• _TASK DESCRIPTION_
What follows is a block of records; reproduce all of it verbatim.
-- SUPPLIED INFORMATION start --
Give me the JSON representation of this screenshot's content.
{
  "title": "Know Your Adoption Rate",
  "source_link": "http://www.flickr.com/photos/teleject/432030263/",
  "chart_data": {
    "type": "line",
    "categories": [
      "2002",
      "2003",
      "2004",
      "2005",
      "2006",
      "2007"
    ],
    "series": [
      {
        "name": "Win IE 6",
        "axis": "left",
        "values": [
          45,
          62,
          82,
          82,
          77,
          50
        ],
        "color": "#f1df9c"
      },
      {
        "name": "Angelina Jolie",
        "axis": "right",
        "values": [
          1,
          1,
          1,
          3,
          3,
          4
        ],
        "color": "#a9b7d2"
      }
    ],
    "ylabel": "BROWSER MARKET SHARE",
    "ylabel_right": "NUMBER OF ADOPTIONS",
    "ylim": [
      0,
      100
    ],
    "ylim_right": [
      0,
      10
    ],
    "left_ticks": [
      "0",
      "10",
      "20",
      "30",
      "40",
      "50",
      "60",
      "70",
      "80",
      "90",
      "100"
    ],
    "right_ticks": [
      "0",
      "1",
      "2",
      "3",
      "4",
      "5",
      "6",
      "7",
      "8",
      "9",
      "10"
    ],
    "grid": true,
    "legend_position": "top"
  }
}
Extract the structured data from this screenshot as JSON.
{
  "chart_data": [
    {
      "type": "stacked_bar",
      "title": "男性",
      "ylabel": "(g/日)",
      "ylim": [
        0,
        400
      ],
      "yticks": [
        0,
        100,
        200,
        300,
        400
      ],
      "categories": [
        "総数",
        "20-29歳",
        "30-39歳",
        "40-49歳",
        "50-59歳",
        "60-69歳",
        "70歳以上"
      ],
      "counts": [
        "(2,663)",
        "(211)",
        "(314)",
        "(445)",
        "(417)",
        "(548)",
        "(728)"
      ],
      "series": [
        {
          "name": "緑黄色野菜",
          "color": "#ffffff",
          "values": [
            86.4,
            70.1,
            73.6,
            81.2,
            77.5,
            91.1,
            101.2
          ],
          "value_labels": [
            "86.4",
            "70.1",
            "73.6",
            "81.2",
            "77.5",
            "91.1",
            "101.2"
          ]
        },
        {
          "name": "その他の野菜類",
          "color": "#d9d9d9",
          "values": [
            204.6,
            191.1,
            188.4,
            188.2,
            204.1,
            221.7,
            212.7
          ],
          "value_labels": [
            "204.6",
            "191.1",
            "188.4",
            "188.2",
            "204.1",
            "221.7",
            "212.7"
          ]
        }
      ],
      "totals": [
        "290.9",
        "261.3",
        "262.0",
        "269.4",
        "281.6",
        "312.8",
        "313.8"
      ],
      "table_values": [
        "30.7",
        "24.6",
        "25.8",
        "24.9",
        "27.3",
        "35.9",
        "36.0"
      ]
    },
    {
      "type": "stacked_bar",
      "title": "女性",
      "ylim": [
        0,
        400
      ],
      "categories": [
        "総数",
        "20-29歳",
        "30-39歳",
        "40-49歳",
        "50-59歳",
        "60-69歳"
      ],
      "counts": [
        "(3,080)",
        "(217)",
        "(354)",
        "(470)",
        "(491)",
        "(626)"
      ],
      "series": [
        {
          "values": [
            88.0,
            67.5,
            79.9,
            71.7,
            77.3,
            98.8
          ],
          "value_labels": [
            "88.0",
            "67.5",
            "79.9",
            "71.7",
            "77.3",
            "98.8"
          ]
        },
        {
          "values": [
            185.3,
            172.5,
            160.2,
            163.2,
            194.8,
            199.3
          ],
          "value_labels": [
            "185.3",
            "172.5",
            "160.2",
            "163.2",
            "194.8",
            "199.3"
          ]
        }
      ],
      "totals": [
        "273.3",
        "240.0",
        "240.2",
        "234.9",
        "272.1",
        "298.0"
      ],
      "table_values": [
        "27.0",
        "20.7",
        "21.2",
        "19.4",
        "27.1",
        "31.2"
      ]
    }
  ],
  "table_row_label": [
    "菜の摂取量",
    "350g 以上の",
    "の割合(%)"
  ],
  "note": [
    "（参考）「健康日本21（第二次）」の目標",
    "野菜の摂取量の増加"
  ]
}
-- SUPPLIED INFORMATION end --
• _ANSWER TO THE TASK_
Give me the JSON representation of this screenshot's content.
{
  "title": "Know Your Adoption Rate",
  "source_link": "http://www.flickr.com/photos/teleject/432030263/",
  "chart_data": {
    "type": "line",
    "categories": [
      "2002",
      "2003",
      "2004",
      "2005",
      "2006",
      "2007"
    ],
    "series": [
      {
        "name": "Win IE 6",
        "axis": "left",
        "values": [
          45,
          62,
          82,
          82,
          77,
          50
        ],
        "color": "#f1df9c"
      },
      {
        "name": "Angelina Jolie",
        "axis": "right",
        "values": [
          1,
          1,
          1,
          3,
          3,
          4
        ],
        "color": "#a9b7d2"
      }
    ],
    "ylabel": "BROWSER MARKET SHARE",
    "ylabel_right": "NUMBER OF ADOPTIONS",
    "ylim": [
      0,
      100
    ],
    "ylim_right": [
      0,
      10
    ],
    "left_ticks": [
      "0",
      "10",
      "20",
      "30",
      "40",
      "50",
      "60",
      "70",
      "80",
      "90",
      "100"
    ],
    "right_ticks": [
      "0",
      "1",
      "2",
      "3",
      "4",
      "5",
      "6",
      "7",
      "8",
      "9",
      "10"
    ],
    "grid": true,
    "legend_position": "top"
  }
}
Extract the structured data from this screenshot as JSON.
{
  "chart_data": [
    {
      "type": "stacked_bar",
      "title": "男性",
      "ylabel": "(g/日)",
      "ylim": [
        0,
        400
      ],
      "yticks": [
        0,
        100,
        200,
        300,
        400
      ],
      "categories": [
        "総数",
        "20-29歳",
        "30-39歳",
        "40-49歳",
        "50-59歳",
        "60-69歳",
        "70歳以上"
      ],
      "counts": [
        "(2,663)",
        "(211)",
        "(314)",
        "(445)",
        "(417)",
        "(548)",
        "(728)"
      ],
      "series": [
        {
          "name": "緑黄色野菜",
          "color": "#ffffff",
          "values": [
            86.4,
            70.1,
            73.6,
            81.2,
            77.5,
            91.1,
            101.2
          ],
          "value_labels": [
            "86.4",
            "70.1",
            "73.6",
            "81.2",
            "77.5",
            "91.1",
            "101.2"
          ]
        },
        {
          "name": "その他の野菜類",
          "color": "#d9d9d9",
          "values": [
            204.6,
            191.1,
            188.4,
            188.2,
            204.1,
            221.7,
            212.7
          ],
          "value_labels": [
            "204.6",
            "191.1",
            "188.4",
            "188.2",
            "204.1",
            "221.7",
            "212.7"
          ]
        }
      ],
      "totals": [
        "290.9",
        "261.3",
        "262.0",
        "269.4",
        "281.6",
        "312.8",
        "313.8"
      ],
      "table_values": [
        "30.7",
        "24.6",
        "25.8",
        "24.9",
        "27.3",
        "35.9",
        "36.0"
      ]
    },
    {
      "type": "stacked_bar",
      "title": "女性",
      "ylim": [
        0,
        400
      ],
      "categories": [
        "総数",
        "20-29歳",
        "30-39歳",
        "40-49歳",
        "50-59歳",
        "60-69歳"
      ],
      "counts": [
        "(3,080)",
        "(217)",
        "(354)",
        "(470)",
        "(491)",
        "(626)"
      ],
      "series": [
        {
          "values": [
            88.0,
            67.5,
            79.9,
            71.7,
            77.3,
            98.8
          ],
          "value_labels": [
            "88.0",
            "67.5",
            "79.9",
            "71.7",
            "77.3",
            "98.8"
          ]
        },
        {
          "values": [
            185.3,
            172.5,
            160.2,
            163.2,
            194.8,
            199.3
          ],
          "value_labels": [
            "185.3",
            "172.5",
            "160.2",
            "163.2",
            "194.8",
            "199.3"
          ]
        }
      ],
      "totals": [
        "273.3",
        "240.0",
        "240.2",
        "234.9",
        "272.1",
        "298.0"
      ],
      "table_values": [
        "27.0",
        "20.7",
        "21.2",
        "19.4",
        "27.1",
        "31.2"
      ]
    }
  ],
  "table_row_label": [
    "菜の摂取量",
    "350g 以上の",
    "の割合(%)"
  ],
  "note": [
    "（参考）「健康日本21（第二次）」の目標",
    "野菜の摂取量の増加"
  ]
}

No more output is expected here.